(Lines of data)

#####

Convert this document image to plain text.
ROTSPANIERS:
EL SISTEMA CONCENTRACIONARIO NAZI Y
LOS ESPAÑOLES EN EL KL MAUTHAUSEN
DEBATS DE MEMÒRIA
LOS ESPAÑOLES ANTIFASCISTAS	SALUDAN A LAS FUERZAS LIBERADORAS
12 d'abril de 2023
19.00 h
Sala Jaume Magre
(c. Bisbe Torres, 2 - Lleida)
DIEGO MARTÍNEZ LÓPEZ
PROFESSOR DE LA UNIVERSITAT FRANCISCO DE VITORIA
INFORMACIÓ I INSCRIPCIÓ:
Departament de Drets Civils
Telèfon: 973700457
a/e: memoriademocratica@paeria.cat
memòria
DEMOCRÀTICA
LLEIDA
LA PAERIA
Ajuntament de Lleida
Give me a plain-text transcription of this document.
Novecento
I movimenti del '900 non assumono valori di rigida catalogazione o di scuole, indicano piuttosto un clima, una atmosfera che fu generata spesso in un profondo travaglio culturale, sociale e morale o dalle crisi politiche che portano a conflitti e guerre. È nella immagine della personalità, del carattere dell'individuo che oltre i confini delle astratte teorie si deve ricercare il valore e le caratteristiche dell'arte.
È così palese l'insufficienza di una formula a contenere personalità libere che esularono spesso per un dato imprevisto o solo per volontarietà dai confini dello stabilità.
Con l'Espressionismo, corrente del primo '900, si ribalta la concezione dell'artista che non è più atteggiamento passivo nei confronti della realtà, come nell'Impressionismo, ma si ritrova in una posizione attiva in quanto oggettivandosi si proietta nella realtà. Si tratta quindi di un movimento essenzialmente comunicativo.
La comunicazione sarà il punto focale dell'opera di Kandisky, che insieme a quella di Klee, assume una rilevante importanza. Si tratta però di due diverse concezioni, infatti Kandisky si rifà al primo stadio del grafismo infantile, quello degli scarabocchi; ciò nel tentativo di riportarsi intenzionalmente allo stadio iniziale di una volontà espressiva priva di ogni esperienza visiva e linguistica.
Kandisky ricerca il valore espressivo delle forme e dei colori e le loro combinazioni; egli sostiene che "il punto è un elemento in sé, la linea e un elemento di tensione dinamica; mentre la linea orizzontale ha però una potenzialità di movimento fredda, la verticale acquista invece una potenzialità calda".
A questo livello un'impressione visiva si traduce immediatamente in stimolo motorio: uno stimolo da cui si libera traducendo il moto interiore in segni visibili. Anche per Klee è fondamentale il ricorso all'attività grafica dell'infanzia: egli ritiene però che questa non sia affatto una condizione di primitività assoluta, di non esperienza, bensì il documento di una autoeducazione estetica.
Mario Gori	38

#####

## Stated exercise
Go through the listing above and work out how many lines contain the string "ESPAÑOLES". Reply with the number alone.

## Solution
2